--- Task input ---
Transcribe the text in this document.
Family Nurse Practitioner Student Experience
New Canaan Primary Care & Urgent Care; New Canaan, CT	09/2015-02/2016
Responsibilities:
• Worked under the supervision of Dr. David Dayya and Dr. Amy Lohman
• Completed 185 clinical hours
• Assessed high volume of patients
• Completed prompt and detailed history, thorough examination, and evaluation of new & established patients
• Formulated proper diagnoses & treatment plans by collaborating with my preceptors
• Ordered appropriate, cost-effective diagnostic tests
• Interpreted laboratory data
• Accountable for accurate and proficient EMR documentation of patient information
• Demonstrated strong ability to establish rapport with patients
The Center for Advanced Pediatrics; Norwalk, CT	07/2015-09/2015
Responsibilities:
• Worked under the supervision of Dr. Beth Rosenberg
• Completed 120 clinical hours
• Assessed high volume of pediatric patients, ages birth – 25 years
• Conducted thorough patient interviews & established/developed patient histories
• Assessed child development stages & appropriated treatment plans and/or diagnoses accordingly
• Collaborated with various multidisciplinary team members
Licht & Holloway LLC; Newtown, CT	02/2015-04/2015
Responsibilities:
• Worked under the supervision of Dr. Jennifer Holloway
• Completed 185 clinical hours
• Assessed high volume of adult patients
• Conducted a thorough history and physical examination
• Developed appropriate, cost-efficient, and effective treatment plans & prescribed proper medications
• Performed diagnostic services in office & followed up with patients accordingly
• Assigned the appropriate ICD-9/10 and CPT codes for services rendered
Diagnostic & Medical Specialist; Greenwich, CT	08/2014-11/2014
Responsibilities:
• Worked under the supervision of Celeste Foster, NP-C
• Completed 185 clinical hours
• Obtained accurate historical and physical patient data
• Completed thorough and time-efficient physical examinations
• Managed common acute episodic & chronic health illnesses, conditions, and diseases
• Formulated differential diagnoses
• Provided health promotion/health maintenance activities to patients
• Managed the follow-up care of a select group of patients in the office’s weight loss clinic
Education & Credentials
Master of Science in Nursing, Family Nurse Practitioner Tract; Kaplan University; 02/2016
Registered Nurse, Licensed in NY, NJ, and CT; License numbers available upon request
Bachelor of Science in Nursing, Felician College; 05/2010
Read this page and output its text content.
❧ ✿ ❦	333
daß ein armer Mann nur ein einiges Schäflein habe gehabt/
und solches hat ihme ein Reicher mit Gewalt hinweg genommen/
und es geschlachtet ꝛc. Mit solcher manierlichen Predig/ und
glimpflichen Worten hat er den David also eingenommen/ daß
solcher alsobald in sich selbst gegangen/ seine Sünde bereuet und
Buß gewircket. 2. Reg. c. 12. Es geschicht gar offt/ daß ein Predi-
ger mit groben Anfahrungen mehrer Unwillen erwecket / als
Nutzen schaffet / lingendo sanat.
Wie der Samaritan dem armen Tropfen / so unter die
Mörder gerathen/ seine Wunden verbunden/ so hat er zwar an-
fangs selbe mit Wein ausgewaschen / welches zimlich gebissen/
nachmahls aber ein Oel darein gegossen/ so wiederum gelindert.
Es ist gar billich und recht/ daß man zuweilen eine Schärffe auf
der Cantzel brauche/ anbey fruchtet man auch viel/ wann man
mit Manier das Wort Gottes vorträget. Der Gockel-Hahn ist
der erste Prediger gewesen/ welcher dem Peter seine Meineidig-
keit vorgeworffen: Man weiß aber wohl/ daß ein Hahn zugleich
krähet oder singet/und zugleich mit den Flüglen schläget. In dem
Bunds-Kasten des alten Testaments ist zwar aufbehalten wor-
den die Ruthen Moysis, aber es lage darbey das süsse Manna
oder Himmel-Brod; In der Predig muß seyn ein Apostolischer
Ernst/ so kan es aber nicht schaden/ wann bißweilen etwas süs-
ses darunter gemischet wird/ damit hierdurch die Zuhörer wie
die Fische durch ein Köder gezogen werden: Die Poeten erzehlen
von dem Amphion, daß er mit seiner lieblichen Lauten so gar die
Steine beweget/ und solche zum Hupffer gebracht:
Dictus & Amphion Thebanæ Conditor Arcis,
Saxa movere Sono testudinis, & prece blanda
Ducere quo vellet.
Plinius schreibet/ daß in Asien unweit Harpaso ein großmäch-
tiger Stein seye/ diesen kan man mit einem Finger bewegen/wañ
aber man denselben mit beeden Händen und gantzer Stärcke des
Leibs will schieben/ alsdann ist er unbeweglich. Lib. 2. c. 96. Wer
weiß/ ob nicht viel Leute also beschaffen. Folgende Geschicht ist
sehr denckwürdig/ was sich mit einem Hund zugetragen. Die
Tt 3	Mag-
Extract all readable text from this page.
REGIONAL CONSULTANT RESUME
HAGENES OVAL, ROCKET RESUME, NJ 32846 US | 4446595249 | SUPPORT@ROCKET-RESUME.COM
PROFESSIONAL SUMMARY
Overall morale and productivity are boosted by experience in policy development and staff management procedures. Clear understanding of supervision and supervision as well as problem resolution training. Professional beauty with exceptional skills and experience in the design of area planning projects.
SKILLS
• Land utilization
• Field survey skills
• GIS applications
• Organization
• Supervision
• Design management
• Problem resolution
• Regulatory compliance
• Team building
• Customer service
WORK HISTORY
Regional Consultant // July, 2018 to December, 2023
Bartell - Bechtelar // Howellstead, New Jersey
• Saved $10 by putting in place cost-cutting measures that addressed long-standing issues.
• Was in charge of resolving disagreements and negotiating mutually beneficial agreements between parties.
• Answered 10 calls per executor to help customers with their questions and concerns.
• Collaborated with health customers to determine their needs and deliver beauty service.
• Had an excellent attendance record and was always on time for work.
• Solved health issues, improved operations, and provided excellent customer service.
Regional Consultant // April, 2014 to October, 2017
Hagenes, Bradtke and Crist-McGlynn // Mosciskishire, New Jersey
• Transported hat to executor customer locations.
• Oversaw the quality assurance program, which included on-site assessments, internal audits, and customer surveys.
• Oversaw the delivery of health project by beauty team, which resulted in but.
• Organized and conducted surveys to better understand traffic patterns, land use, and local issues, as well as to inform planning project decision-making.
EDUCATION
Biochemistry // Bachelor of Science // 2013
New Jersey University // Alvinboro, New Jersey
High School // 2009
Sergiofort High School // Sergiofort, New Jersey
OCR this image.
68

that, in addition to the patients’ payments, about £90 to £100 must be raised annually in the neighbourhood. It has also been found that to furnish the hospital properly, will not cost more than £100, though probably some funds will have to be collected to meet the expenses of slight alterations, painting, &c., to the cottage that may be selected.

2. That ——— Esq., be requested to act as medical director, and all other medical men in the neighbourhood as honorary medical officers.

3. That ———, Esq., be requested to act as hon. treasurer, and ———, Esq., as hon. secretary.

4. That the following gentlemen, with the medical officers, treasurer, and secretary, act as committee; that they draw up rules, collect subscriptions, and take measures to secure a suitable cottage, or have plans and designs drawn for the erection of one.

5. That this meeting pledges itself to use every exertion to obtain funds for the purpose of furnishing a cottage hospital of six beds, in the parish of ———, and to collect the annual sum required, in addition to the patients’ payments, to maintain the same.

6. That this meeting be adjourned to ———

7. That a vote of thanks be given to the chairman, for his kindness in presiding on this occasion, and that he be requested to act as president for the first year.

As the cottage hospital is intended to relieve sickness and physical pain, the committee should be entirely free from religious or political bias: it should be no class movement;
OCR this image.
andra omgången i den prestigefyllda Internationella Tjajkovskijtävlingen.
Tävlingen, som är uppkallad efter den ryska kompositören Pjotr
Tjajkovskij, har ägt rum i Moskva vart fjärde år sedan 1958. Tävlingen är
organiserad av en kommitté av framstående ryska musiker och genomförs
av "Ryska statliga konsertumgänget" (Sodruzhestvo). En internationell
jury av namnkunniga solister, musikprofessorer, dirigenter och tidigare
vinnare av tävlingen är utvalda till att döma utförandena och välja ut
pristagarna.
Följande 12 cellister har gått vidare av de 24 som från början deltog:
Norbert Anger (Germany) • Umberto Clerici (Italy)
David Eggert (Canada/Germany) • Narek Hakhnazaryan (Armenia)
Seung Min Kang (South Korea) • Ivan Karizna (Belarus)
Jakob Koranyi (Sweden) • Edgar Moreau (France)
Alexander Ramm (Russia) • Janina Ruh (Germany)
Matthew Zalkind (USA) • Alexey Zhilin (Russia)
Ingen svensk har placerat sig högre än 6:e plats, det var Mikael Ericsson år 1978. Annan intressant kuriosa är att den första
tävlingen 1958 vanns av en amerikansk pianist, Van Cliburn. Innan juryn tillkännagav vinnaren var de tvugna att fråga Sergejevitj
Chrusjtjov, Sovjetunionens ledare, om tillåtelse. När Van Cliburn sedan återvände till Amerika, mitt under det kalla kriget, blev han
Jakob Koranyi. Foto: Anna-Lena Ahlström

--- Work order ---
Which lines of the data include the string "have"? Copy each of them.

--- Answer box ---
that, in addition to the patients’ payments, about £90 to £100 must be raised annually in the neighbourhood. It has also been found that to furnish the hospital properly, will not cost more than £100, though probably some funds will have to be collected to meet the expenses of slight alterations, painting, &c., to the cottage that may be selected.
4. That the following gentlemen, with the medical officers, treasurer, and secretary, act as committee; that they draw up rules, collect subscriptions, and take measures to secure a suitable cottage, or have plans and designs drawn for the erection of one.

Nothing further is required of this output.